## PROBLEM REQUIREMENTS
Make an exact copy of the lines, leaving the pictures out.
** Start RAW DATA **
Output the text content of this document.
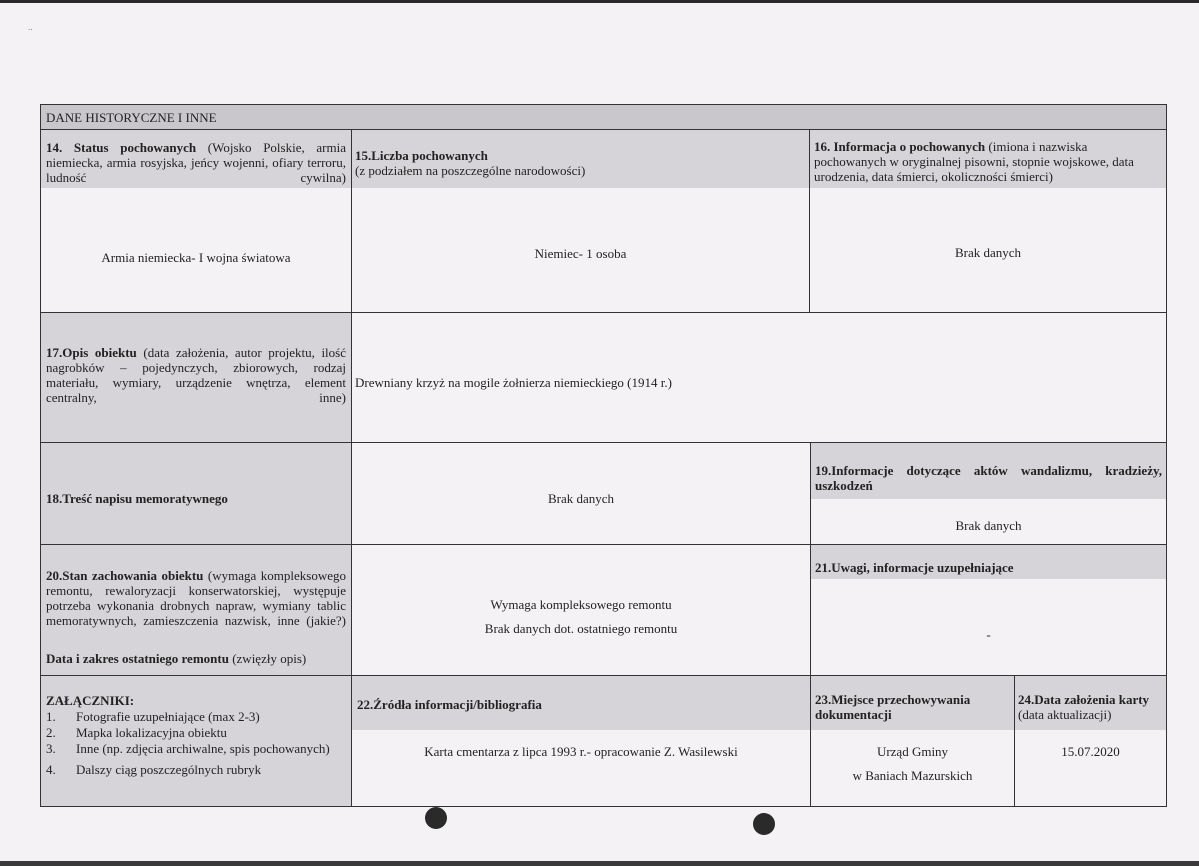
..
DANE HISTORYCZNE I INNE
14. Status pochowanych (Wojsko Polskie, armia niemiecka, armia rosyjska, jeńcy wojenni, ofiary terroru, ludność cywilna)
Armia niemiecka- I wojna światowa
15.Liczba pochowanych
(z podziałem na poszczególne narodowości)
Niemiec- 1 osoba
16. Informacja o pochowanych (imiona i nazwiska pochowanych w oryginalnej pisowni, stopnie wojskowe, data urodzenia, data śmierci, okoliczności śmierci)
Brak danych
17.Opis obiektu (data założenia, autor projektu, ilość nagrobków – pojedynczych, zbiorowych, rodzaj materiału, wymiary, urządzenie wnętrza, element centralny, inne)
Drewniany krzyż na mogile żołnierza niemieckiego (1914 r.)
18.Treść napisu memoratywnego	Brak danych
19.Informacje dotyczące aktów wandalizmu, kradzieży, uszkodzeń
Brak danych
20.Stan zachowania obiektu (wymaga kompleksowego remontu, rewaloryzacji konserwatorskiej, występuje potrzeba wykonania drobnych napraw, wymiany tablic memoratywnych, zamieszczenia nazwisk, inne (jakie?)
Data i zakres ostatniego remontu (zwięzły opis)
Wymaga kompleksowego remontu
Brak danych dot. ostatniego remontu
21.Uwagi, informacje uzupełniające
-
ZAŁĄCZNIKI:
1. Fotografie uzupełniające (max 2-3)
2. Mapka lokalizacyjna obiektu
3. Inne (np. zdjęcia archiwalne, spis pochowanych)
4. Dalszy ciąg poszczególnych rubryk
22.Źródła informacji/bibliografia
Karta cmentarza z lipca 1993 r.- opracowanie Z. Wasilewski
23.Miejsce przechowywania dokumentacji
Urząd Gminy
w Baniach Mazurskich
24.Data założenia karty (data aktualizacji)
15.07.2020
** End RAW DATA **
## TASK SOLUTION
Output the text content of this document.
..
DANE HISTORYCZNE I INNE
14. Status pochowanych (Wojsko Polskie, armia niemiecka, armia rosyjska, jeńcy wojenni, ofiary terroru, ludność cywilna)
Armia niemiecka- I wojna światowa
15.Liczba pochowanych
(z podziałem na poszczególne narodowości)
Niemiec- 1 osoba
16. Informacja o pochowanych (imiona i nazwiska pochowanych w oryginalnej pisowni, stopnie wojskowe, data urodzenia, data śmierci, okoliczności śmierci)
Brak danych
17.Opis obiektu (data założenia, autor projektu, ilość nagrobków – pojedynczych, zbiorowych, rodzaj materiału, wymiary, urządzenie wnętrza, element centralny, inne)
Drewniany krzyż na mogile żołnierza niemieckiego (1914 r.)
18.Treść napisu memoratywnego	Brak danych
19.Informacje dotyczące aktów wandalizmu, kradzieży, uszkodzeń
Brak danych
20.Stan zachowania obiektu (wymaga kompleksowego remontu, rewaloryzacji konserwatorskiej, występuje potrzeba wykonania drobnych napraw, wymiany tablic memoratywnych, zamieszczenia nazwisk, inne (jakie?)
Data i zakres ostatniego remontu (zwięzły opis)
Wymaga kompleksowego remontu
Brak danych dot. ostatniego remontu
21.Uwagi, informacje uzupełniające
-
ZAŁĄCZNIKI:
1. Fotografie uzupełniające (max 2-3)
2. Mapka lokalizacyjna obiektu
3. Inne (np. zdjęcia archiwalne, spis pochowanych)
4. Dalszy ciąg poszczególnych rubryk
22.Źródła informacji/bibliografia
Karta cmentarza z lipca 1993 r.- opracowanie Z. Wasilewski
23.Miejsce przechowywania dokumentacji
Urząd Gminy
w Baniach Mazurskich
24.Data założenia karty (data aktualizacji)
15.07.2020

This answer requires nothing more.